**TASK BRIEF:**
Check every line of the material below for the string "Private", and return the ones that have it.

Begin

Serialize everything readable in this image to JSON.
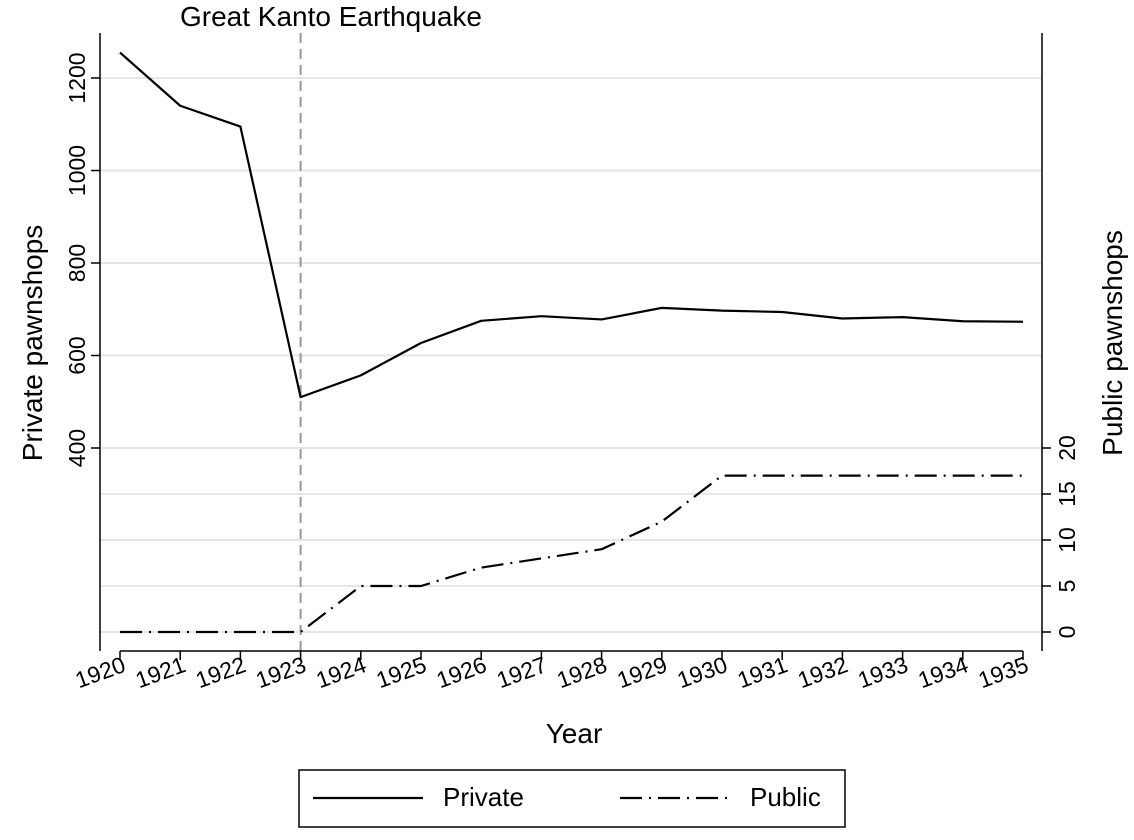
{
  "chart_data": {
    "type": "line",
    "title": "",
    "annotation": "Great Kanto Earthquake",
    "event_x": 1923,
    "xlabel": "Year",
    "ylabel_left": "Private pawnshops",
    "ylabel_right": "Public pawnshops",
    "x": [
      1920,
      1921,
      1922,
      1923,
      1924,
      1925,
      1926,
      1927,
      1928,
      1929,
      1930,
      1931,
      1932,
      1933,
      1934,
      1935
    ],
    "x_tick_labels": [
      "1920",
      "1921",
      "1922",
      "1923",
      "1924",
      "1925",
      "1926",
      "1927",
      "1928",
      "1929",
      "1930",
      "1931",
      "1932",
      "1933",
      "1934",
      "1935"
    ],
    "y_left_ticks": [
      "400",
      "600",
      "800",
      "1000",
      "1200"
    ],
    "y_right_ticks": [
      "0",
      "5",
      "10",
      "15",
      "20"
    ],
    "series": [
      {
        "name": "Private",
        "axis": "left",
        "style": "solid",
        "values": [
          1255,
          1140,
          1095,
          510,
          557,
          627,
          675,
          685,
          678,
          703,
          697,
          694,
          680,
          683,
          674,
          673
        ]
      },
      {
        "name": "Public",
        "axis": "right",
        "style": "dash-dot",
        "values": [
          0,
          0,
          0,
          0,
          5,
          5,
          7,
          8,
          9,
          12,
          17,
          17,
          17,
          17,
          17,
          17
        ]
      }
    ],
    "legend": {
      "position": "bottom",
      "entries": [
        "Private",
        "Public"
      ]
    },
    "grid": true,
    "colors": {
      "line": "#000000",
      "grid": "#e6e6e6",
      "event_line": "#999999"
    }
  }
}
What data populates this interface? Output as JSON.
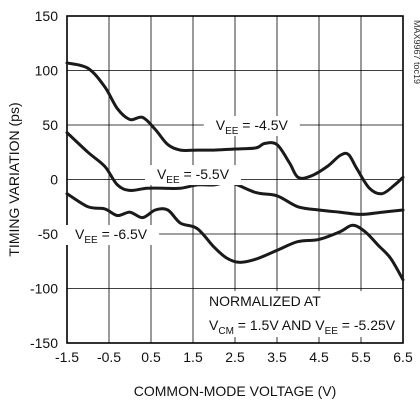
{
  "chart_data": {
    "type": "line",
    "title": "",
    "xlabel": "COMMON-MODE VOLTAGE (V)",
    "ylabel": "TIMING VARIATION (ps)",
    "xlim": [
      -1.5,
      6.5
    ],
    "ylim": [
      -150,
      150
    ],
    "xticks": [
      "-1.5",
      "-0.5",
      "0.5",
      "1.5",
      "2.5",
      "3.5",
      "4.5",
      "5.5",
      "6.5"
    ],
    "yticks": [
      "150",
      "100",
      "50",
      "0",
      "-50",
      "-100",
      "-150"
    ],
    "grid": true,
    "series": [
      {
        "name": "VEE = -4.5V",
        "label": {
          "base": "V",
          "sub": "EE",
          "rest": " = -4.5V"
        },
        "x": [
          -1.5,
          -1.0,
          -0.6,
          -0.3,
          0.0,
          0.3,
          0.6,
          0.9,
          1.2,
          1.6,
          2.0,
          2.5,
          3.0,
          3.2,
          3.5,
          3.8,
          4.0,
          4.3,
          4.7,
          5.0,
          5.2,
          5.4,
          5.7,
          6.0,
          6.3,
          6.5
        ],
        "y": [
          107,
          102,
          85,
          65,
          55,
          57,
          46,
          32,
          27,
          27,
          27,
          28,
          29,
          33,
          32,
          15,
          2,
          3,
          12,
          22,
          23,
          10,
          -8,
          -13,
          -5,
          2
        ]
      },
      {
        "name": "VEE = -5.5V",
        "label": {
          "base": "V",
          "sub": "EE",
          "rest": " = -5.5V"
        },
        "x": [
          -1.5,
          -1.0,
          -0.6,
          -0.3,
          0.0,
          0.4,
          0.8,
          1.2,
          1.6,
          2.0,
          2.4,
          3.0,
          3.5,
          4.0,
          4.5,
          5.0,
          5.5,
          6.0,
          6.5
        ],
        "y": [
          43,
          25,
          12,
          -5,
          -10,
          -8,
          -8,
          -8,
          -5,
          -5,
          -3,
          -12,
          -15,
          -25,
          -28,
          -30,
          -32,
          -30,
          -28
        ]
      },
      {
        "name": "VEE = -6.5V",
        "label": {
          "base": "V",
          "sub": "EE",
          "rest": " = -6.5V"
        },
        "x": [
          -1.5,
          -1.0,
          -0.6,
          -0.3,
          0.0,
          0.3,
          0.6,
          0.9,
          1.2,
          1.6,
          2.0,
          2.3,
          2.6,
          3.0,
          3.5,
          4.0,
          4.5,
          5.0,
          5.3,
          5.6,
          5.9,
          6.2,
          6.5
        ],
        "y": [
          -13,
          -25,
          -27,
          -33,
          -30,
          -35,
          -28,
          -28,
          -40,
          -45,
          -62,
          -72,
          -76,
          -73,
          -65,
          -57,
          -55,
          -48,
          -42,
          -48,
          -60,
          -72,
          -92
        ]
      }
    ],
    "annotations": [
      {
        "text": "NORMALIZED AT"
      },
      {
        "parts": [
          {
            "base": "V",
            "sub": "CM",
            "rest": " = 1.5V AND V"
          },
          {
            "base": "",
            "sub": "EE",
            "rest": " = -5.25V"
          }
        ]
      }
    ],
    "watermark": "MAX9967 toc19"
  }
}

End

**RESPONSE:**
    "ylabel_left": "Private pawnshops",
        "name": "Private",
        "Private",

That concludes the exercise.